* BEGIN *

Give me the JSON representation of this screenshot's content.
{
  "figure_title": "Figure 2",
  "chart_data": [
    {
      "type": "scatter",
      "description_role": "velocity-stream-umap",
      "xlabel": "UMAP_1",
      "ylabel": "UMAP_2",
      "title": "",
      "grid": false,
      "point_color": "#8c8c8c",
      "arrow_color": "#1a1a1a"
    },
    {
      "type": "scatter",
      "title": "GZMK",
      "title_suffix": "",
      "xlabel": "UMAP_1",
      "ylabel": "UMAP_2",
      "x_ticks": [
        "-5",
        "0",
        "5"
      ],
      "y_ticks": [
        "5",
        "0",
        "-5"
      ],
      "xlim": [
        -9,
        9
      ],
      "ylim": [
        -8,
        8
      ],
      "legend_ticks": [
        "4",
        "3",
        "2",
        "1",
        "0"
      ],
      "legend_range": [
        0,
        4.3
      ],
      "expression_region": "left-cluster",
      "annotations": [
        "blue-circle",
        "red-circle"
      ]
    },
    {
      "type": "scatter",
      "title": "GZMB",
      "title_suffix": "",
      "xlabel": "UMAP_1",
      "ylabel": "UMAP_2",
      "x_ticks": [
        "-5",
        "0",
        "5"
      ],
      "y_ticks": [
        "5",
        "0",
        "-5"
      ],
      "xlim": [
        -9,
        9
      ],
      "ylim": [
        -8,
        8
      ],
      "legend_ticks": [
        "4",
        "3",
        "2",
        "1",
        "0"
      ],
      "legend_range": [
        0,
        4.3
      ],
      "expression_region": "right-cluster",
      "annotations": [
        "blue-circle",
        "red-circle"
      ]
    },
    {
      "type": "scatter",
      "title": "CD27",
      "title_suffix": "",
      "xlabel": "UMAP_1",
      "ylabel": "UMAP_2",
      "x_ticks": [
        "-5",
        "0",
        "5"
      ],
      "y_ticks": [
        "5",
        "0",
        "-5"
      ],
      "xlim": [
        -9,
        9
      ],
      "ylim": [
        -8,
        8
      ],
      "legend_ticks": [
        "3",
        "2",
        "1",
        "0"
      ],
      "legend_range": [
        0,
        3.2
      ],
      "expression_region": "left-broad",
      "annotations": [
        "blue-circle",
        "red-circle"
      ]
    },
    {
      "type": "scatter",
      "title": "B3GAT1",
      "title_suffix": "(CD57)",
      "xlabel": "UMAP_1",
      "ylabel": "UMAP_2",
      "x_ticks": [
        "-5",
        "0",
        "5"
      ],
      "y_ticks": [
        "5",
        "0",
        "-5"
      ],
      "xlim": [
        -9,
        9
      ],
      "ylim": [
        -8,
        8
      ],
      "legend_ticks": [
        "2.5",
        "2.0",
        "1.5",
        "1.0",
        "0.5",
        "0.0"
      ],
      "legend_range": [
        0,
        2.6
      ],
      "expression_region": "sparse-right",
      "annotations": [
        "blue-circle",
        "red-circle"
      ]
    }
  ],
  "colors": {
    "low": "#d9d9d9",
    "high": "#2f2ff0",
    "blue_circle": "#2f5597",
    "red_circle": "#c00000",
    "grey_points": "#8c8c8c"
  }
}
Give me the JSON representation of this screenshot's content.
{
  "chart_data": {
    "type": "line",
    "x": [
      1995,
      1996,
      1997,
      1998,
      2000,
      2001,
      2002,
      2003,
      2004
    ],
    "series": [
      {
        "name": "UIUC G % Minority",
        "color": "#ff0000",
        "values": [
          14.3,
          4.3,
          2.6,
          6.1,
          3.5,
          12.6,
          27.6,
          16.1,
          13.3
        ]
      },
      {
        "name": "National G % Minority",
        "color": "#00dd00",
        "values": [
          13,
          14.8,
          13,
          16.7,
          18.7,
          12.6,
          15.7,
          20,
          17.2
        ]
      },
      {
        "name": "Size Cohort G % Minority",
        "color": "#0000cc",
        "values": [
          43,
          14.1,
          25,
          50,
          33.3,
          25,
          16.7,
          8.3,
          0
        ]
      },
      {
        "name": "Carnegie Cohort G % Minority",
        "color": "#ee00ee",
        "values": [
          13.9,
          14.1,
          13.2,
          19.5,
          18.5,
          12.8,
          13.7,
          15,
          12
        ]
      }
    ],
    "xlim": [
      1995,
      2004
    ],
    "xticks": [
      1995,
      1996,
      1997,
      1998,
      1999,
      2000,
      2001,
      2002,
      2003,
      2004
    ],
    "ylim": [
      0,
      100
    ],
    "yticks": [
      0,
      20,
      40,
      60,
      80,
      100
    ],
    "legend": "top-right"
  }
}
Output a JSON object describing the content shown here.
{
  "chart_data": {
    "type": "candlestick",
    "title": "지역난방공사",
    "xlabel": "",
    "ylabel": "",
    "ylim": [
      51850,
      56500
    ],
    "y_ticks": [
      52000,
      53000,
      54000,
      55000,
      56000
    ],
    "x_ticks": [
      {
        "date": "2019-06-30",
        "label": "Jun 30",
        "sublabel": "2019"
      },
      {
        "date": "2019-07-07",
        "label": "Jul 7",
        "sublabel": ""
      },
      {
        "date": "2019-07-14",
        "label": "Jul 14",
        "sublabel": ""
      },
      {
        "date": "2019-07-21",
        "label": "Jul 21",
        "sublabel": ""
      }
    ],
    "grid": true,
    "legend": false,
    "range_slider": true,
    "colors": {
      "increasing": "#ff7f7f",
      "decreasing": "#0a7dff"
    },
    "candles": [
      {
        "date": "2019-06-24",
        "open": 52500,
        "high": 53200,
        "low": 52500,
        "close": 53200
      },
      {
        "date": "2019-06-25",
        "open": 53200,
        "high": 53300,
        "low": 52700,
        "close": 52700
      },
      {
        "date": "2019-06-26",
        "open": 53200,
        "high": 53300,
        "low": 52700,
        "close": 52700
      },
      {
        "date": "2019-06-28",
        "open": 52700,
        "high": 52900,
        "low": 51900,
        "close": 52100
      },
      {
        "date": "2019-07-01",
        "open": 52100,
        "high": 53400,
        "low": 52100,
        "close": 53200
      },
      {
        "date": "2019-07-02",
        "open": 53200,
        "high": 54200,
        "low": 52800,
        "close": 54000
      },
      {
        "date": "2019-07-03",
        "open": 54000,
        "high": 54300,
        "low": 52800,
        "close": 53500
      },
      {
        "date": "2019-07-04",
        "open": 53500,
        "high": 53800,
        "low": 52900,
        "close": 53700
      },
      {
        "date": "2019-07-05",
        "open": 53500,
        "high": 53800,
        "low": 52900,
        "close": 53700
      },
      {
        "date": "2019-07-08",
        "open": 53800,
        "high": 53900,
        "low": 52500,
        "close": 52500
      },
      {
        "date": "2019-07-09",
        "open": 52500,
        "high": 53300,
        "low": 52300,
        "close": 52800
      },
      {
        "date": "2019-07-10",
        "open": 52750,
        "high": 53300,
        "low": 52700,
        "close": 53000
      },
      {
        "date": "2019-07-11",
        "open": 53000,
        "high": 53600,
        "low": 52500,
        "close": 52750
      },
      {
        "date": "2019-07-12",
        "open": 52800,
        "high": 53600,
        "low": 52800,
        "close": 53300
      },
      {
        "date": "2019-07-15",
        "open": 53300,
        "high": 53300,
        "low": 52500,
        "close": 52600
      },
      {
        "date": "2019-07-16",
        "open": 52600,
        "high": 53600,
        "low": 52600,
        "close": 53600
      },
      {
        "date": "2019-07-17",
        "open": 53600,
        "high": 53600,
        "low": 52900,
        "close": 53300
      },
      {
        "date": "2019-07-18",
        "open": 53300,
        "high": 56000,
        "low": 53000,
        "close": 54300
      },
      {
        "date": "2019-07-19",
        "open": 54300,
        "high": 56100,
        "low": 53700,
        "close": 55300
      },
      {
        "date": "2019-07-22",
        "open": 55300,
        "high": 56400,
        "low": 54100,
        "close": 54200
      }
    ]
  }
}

* END *

Every line of the data above should be copied exactly.

Give me the JSON representation of this screenshot's content.
{
  "figure_title": "Figure 2",
  "chart_data": [
    {
      "type": "scatter",
      "description_role": "velocity-stream-umap",
      "xlabel": "UMAP_1",
      "ylabel": "UMAP_2",
      "title": "",
      "grid": false,
      "point_color": "#8c8c8c",
      "arrow_color": "#1a1a1a"
    },
    {
      "type": "scatter",
      "title": "GZMK",
      "title_suffix": "",
      "xlabel": "UMAP_1",
      "ylabel": "UMAP_2",
      "x_ticks": [
        "-5",
        "0",
        "5"
      ],
      "y_ticks": [
        "5",
        "0",
        "-5"
      ],
      "xlim": [
        -9,
        9
      ],
      "ylim": [
        -8,
        8
      ],
      "legend_ticks": [
        "4",
        "3",
        "2",
        "1",
        "0"
      ],
      "legend_range": [
        0,
        4.3
      ],
      "expression_region": "left-cluster",
      "annotations": [
        "blue-circle",
        "red-circle"
      ]
    },
    {
      "type": "scatter",
      "title": "GZMB",
      "title_suffix": "",
      "xlabel": "UMAP_1",
      "ylabel": "UMAP_2",
      "x_ticks": [
        "-5",
        "0",
        "5"
      ],
      "y_ticks": [
        "5",
        "0",
        "-5"
      ],
      "xlim": [
        -9,
        9
      ],
      "ylim": [
        -8,
        8
      ],
      "legend_ticks": [
        "4",
        "3",
        "2",
        "1",
        "0"
      ],
      "legend_range": [
        0,
        4.3
      ],
      "expression_region": "right-cluster",
      "annotations": [
        "blue-circle",
        "red-circle"
      ]
    },
    {
      "type": "scatter",
      "title": "CD27",
      "title_suffix": "",
      "xlabel": "UMAP_1",
      "ylabel": "UMAP_2",
      "x_ticks": [
        "-5",
        "0",
        "5"
      ],
      "y_ticks": [
        "5",
        "0",
        "-5"
      ],
      "xlim": [
        -9,
        9
      ],
      "ylim": [
        -8,
        8
      ],
      "legend_ticks": [
        "3",
        "2",
        "1",
        "0"
      ],
      "legend_range": [
        0,
        3.2
      ],
      "expression_region": "left-broad",
      "annotations": [
        "blue-circle",
        "red-circle"
      ]
    },
    {
      "type": "scatter",
      "title": "B3GAT1",
      "title_suffix": "(CD57)",
      "xlabel": "UMAP_1",
      "ylabel": "UMAP_2",
      "x_ticks": [
        "-5",
        "0",
        "5"
      ],
      "y_ticks": [
        "5",
        "0",
        "-5"
      ],
      "xlim": [
        -9,
        9
      ],
      "ylim": [
        -8,
        8
      ],
      "legend_ticks": [
        "2.5",
        "2.0",
        "1.5",
        "1.0",
        "0.5",
        "0.0"
      ],
      "legend_range": [
        0,
        2.6
      ],
      "expression_region": "sparse-right",
      "annotations": [
        "blue-circle",
        "red-circle"
      ]
    }
  ],
  "colors": {
    "low": "#d9d9d9",
    "high": "#2f2ff0",
    "blue_circle": "#2f5597",
    "red_circle": "#c00000",
    "grey_points": "#8c8c8c"
  }
}
Give me the JSON representation of this screenshot's content.
{
  "chart_data": {
    "type": "line",
    "x": [
      1995,
      1996,
      1997,
      1998,
      2000,
      2001,
      2002,
      2003,
      2004
    ],
    "series": [
      {
        "name": "UIUC G % Minority",
        "color": "#ff0000",
        "values": [
          14.3,
          4.3,
          2.6,
          6.1,
          3.5,
          12.6,
          27.6,
          16.1,
          13.3
        ]
      },
      {
        "name": "National G % Minority",
        "color": "#00dd00",
        "values": [
          13,
          14.8,
          13,
          16.7,
          18.7,
          12.6,
          15.7,
          20,
          17.2
        ]
      },
      {
        "name": "Size Cohort G % Minority",
        "color": "#0000cc",
        "values": [
          43,
          14.1,
          25,
          50,
          33.3,
          25,
          16.7,
          8.3,
          0
        ]
      },
      {
        "name": "Carnegie Cohort G % Minority",
        "color": "#ee00ee",
        "values": [
          13.9,
          14.1,
          13.2,
          19.5,
          18.5,
          12.8,
          13.7,
          15,
          12
        ]
      }
    ],
    "xlim": [
      1995,
      2004
    ],
    "xticks": [
      1995,
      1996,
      1997,
      1998,
      1999,
      2000,
      2001,
      2002,
      2003,
      2004
    ],
    "ylim": [
      0,
      100
    ],
    "yticks": [
      0,
      20,
      40,
      60,
      80,
      100
    ],
    "legend": "top-right"
  }
}
Output a JSON object describing the content shown here.
{
  "chart_data": {
    "type": "candlestick",
    "title": "지역난방공사",
    "xlabel": "",
    "ylabel": "",
    "ylim": [
      51850,
      56500
    ],
    "y_ticks": [
      52000,
      53000,
      54000,
      55000,
      56000
    ],
    "x_ticks": [
      {
        "date": "2019-06-30",
        "label": "Jun 30",
        "sublabel": "2019"
      },
      {
        "date": "2019-07-07",
        "label": "Jul 7",
        "sublabel": ""
      },
      {
        "date": "2019-07-14",
        "label": "Jul 14",
        "sublabel": ""
      },
      {
        "date": "2019-07-21",
        "label": "Jul 21",
        "sublabel": ""
      }
    ],
    "grid": true,
    "legend": false,
    "range_slider": true,
    "colors": {
      "increasing": "#ff7f7f",
      "decreasing": "#0a7dff"
    },
    "candles": [
      {
        "date": "2019-06-24",
        "open": 52500,
        "high": 53200,
        "low": 52500,
        "close": 53200
      },
      {
        "date": "2019-06-25",
        "open": 53200,
        "high": 53300,
        "low": 52700,
        "close": 52700
      },
      {
        "date": "2019-06-26",
        "open": 53200,
        "high": 53300,
        "low": 52700,
        "close": 52700
      },
      {
        "date": "2019-06-28",
        "open": 52700,
        "high": 52900,
        "low": 51900,
        "close": 52100
      },
      {
        "date": "2019-07-01",
        "open": 52100,
        "high": 53400,
        "low": 52100,
        "close": 53200
      },
      {
        "date": "2019-07-02",
        "open": 53200,
        "high": 54200,
        "low": 52800,
        "close": 54000
      },
      {
        "date": "2019-07-03",
        "open": 54000,
        "high": 54300,
        "low": 52800,
        "close": 53500
      },
      {
        "date": "2019-07-04",
        "open": 53500,
        "high": 53800,
        "low": 52900,
        "close": 53700
      },
      {
        "date": "2019-07-05",
        "open": 53500,
        "high": 53800,
        "low": 52900,
        "close": 53700
      },
      {
        "date": "2019-07-08",
        "open": 53800,
        "high": 53900,
        "low": 52500,
        "close": 52500
      },
      {
        "date": "2019-07-09",
        "open": 52500,
        "high": 53300,
        "low": 52300,
        "close": 52800
      },
      {
        "date": "2019-07-10",
        "open": 52750,
        "high": 53300,
        "low": 52700,
        "close": 53000
      },
      {
        "date": "2019-07-11",
        "open": 53000,
        "high": 53600,
        "low": 52500,
        "close": 52750
      },
      {
        "date": "2019-07-12",
        "open": 52800,
        "high": 53600,
        "low": 52800,
        "close": 53300
      },
      {
        "date": "2019-07-15",
        "open": 53300,
        "high": 53300,
        "low": 52500,
        "close": 52600
      },
      {
        "date": "2019-07-16",
        "open": 52600,
        "high": 53600,
        "low": 52600,
        "close": 53600
      },
      {
        "date": "2019-07-17",
        "open": 53600,
        "high": 53600,
        "low": 52900,
        "close": 53300
      },
      {
        "date": "2019-07-18",
        "open": 53300,
        "high": 56000,
        "low": 53000,
        "close": 54300
      },
      {
        "date": "2019-07-19",
        "open": 54300,
        "high": 56100,
        "low": 53700,
        "close": 55300
      },
      {
        "date": "2019-07-22",
        "open": 55300,
        "high": 56400,
        "low": 54100,
        "close": 54200
      }
    ]
  }
}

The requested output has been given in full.